▶ What the task asks
What follows is a listing. Return every line of it exactly.

(Stored data entries)
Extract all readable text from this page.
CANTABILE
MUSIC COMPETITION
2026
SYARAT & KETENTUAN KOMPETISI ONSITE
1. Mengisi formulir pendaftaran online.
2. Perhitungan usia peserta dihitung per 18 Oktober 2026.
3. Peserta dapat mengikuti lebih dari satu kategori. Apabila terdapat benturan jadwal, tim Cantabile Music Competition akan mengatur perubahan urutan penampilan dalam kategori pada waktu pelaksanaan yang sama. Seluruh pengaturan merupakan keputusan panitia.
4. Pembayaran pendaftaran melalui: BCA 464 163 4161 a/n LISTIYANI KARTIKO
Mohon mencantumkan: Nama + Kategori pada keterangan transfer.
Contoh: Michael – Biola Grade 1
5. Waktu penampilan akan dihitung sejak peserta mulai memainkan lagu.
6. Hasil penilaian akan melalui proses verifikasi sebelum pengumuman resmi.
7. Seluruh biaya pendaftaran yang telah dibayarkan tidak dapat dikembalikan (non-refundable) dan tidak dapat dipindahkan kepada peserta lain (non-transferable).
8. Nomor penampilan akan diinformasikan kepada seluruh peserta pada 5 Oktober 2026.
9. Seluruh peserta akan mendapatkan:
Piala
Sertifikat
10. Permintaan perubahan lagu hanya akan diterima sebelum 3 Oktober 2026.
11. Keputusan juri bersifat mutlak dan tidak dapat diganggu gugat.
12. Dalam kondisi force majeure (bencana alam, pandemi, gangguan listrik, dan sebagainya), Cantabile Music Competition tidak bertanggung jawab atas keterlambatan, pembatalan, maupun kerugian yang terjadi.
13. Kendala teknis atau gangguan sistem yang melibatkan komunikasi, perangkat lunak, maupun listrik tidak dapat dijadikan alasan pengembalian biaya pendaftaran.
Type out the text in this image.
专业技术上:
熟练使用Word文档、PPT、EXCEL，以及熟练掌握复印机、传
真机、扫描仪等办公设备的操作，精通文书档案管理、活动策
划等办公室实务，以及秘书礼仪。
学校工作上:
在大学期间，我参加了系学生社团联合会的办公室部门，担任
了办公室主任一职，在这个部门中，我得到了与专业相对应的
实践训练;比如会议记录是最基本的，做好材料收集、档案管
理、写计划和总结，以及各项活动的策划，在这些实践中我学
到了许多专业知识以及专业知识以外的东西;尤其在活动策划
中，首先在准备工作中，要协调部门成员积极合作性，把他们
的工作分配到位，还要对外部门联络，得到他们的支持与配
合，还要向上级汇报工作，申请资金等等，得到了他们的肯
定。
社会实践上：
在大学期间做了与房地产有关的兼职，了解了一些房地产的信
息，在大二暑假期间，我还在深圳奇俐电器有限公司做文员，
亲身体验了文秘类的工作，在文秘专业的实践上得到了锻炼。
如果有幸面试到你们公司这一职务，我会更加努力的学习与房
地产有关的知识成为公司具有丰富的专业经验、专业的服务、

▶ Final result
Extract all readable text from this page.
CANTABILE
MUSIC COMPETITION
2026
SYARAT & KETENTUAN KOMPETISI ONSITE
1. Mengisi formulir pendaftaran online.
2. Perhitungan usia peserta dihitung per 18 Oktober 2026.
3. Peserta dapat mengikuti lebih dari satu kategori. Apabila terdapat benturan jadwal, tim Cantabile Music Competition akan mengatur perubahan urutan penampilan dalam kategori pada waktu pelaksanaan yang sama. Seluruh pengaturan merupakan keputusan panitia.
4. Pembayaran pendaftaran melalui: BCA 464 163 4161 a/n LISTIYANI KARTIKO
Mohon mencantumkan: Nama + Kategori pada keterangan transfer.
Contoh: Michael – Biola Grade 1
5. Waktu penampilan akan dihitung sejak peserta mulai memainkan lagu.
6. Hasil penilaian akan melalui proses verifikasi sebelum pengumuman resmi.
7. Seluruh biaya pendaftaran yang telah dibayarkan tidak dapat dikembalikan (non-refundable) dan tidak dapat dipindahkan kepada peserta lain (non-transferable).
8. Nomor penampilan akan diinformasikan kepada seluruh peserta pada 5 Oktober 2026.
9. Seluruh peserta akan mendapatkan:
Piala
Sertifikat
10. Permintaan perubahan lagu hanya akan diterima sebelum 3 Oktober 2026.
11. Keputusan juri bersifat mutlak dan tidak dapat diganggu gugat.
12. Dalam kondisi force majeure (bencana alam, pandemi, gangguan listrik, dan sebagainya), Cantabile Music Competition tidak bertanggung jawab atas keterlambatan, pembatalan, maupun kerugian yang terjadi.
13. Kendala teknis atau gangguan sistem yang melibatkan komunikasi, perangkat lunak, maupun listrik tidak dapat dijadikan alasan pengembalian biaya pendaftaran.
Type out the text in this image.
专业技术上:
熟练使用Word文档、PPT、EXCEL，以及熟练掌握复印机、传
真机、扫描仪等办公设备的操作，精通文书档案管理、活动策
划等办公室实务，以及秘书礼仪。
学校工作上:
在大学期间，我参加了系学生社团联合会的办公室部门，担任
了办公室主任一职，在这个部门中，我得到了与专业相对应的
实践训练;比如会议记录是最基本的，做好材料收集、档案管
理、写计划和总结，以及各项活动的策划，在这些实践中我学
到了许多专业知识以及专业知识以外的东西;尤其在活动策划
中，首先在准备工作中，要协调部门成员积极合作性，把他们
的工作分配到位，还要对外部门联络，得到他们的支持与配
合，还要向上级汇报工作，申请资金等等，得到了他们的肯
定。
社会实践上：
在大学期间做了与房地产有关的兼职，了解了一些房地产的信
息，在大二暑假期间，我还在深圳奇俐电器有限公司做文员，
亲身体验了文秘类的工作，在文秘专业的实践上得到了锻炼。
如果有幸面试到你们公司这一职务，我会更加努力的学习与房
地产有关的知识成为公司具有丰富的专业经验、专业的服务、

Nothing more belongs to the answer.